__To do__: Scan the records and identify every line in which the string "Jazz" occurs, then return those lines.

__Exercise material__:
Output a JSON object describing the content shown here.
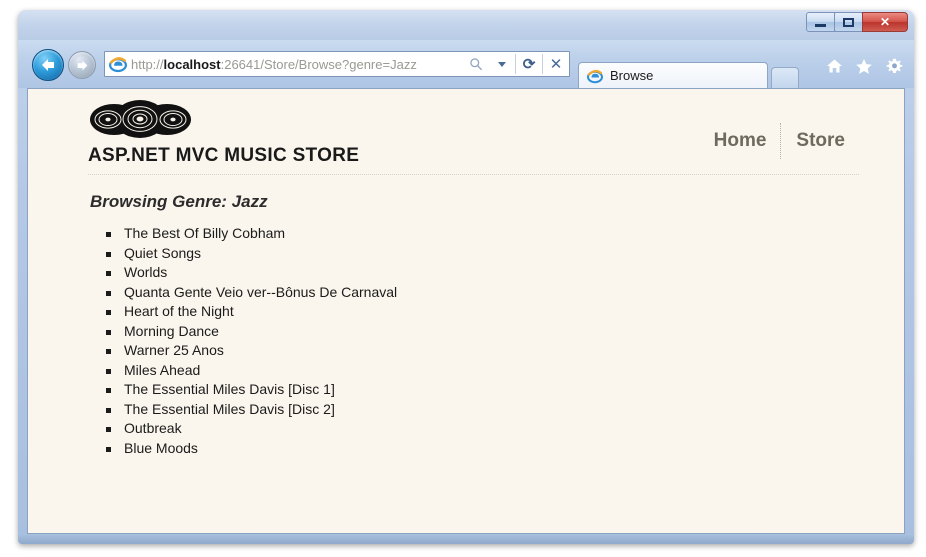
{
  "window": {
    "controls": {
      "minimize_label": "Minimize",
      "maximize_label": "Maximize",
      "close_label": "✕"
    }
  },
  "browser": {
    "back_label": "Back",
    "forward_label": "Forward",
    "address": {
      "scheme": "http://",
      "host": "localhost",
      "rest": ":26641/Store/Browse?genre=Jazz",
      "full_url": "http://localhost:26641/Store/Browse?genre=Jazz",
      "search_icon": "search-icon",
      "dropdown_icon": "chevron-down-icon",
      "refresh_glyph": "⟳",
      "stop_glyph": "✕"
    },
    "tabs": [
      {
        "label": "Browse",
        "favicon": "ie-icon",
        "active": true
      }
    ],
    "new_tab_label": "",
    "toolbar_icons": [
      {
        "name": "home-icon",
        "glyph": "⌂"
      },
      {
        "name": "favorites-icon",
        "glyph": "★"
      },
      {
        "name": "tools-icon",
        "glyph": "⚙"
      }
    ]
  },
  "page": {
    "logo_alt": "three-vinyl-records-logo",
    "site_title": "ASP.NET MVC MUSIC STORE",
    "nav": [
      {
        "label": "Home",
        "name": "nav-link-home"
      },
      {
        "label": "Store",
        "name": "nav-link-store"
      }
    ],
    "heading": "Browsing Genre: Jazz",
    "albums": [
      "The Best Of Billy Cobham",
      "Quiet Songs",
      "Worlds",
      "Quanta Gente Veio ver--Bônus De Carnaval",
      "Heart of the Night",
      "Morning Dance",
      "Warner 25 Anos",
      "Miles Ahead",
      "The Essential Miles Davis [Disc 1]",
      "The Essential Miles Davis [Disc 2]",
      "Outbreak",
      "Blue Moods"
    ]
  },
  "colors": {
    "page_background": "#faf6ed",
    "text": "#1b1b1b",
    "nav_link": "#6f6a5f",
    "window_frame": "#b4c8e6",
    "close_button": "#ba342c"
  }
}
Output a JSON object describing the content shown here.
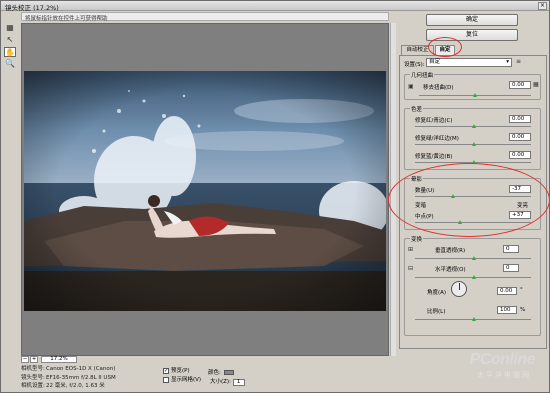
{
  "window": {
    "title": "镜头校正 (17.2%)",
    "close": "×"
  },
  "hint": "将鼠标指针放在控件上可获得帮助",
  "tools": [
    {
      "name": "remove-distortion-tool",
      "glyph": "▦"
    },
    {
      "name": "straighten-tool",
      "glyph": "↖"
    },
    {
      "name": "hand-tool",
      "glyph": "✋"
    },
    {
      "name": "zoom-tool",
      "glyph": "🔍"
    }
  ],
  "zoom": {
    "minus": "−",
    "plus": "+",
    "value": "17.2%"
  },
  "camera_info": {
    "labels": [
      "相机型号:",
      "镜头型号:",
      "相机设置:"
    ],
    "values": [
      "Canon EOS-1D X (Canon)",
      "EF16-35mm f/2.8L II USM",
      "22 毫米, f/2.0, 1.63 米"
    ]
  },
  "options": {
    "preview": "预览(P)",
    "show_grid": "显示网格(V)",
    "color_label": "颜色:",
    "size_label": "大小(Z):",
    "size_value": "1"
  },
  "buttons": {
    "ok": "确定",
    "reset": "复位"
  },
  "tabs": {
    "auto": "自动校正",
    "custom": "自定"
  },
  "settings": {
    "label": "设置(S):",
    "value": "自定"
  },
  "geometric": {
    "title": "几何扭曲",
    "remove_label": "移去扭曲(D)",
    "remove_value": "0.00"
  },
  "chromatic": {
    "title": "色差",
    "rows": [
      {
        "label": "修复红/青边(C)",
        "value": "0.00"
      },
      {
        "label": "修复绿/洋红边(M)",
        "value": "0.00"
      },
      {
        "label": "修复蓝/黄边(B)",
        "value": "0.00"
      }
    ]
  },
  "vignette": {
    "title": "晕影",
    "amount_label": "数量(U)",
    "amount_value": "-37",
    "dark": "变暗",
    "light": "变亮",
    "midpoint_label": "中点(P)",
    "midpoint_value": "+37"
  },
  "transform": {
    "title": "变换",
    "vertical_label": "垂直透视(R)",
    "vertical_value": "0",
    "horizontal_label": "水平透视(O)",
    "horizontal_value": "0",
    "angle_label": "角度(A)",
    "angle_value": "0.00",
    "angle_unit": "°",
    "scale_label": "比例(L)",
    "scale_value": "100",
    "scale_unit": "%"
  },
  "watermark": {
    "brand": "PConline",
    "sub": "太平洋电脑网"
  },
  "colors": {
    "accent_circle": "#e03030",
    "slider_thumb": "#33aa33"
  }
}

__Problem solution__:
      "rest": ":26641/Store/Browse?genre=Jazz",
      "full_url": "http://localhost:26641/Store/Browse?genre=Jazz",
    "heading": "Browsing Genre: Jazz",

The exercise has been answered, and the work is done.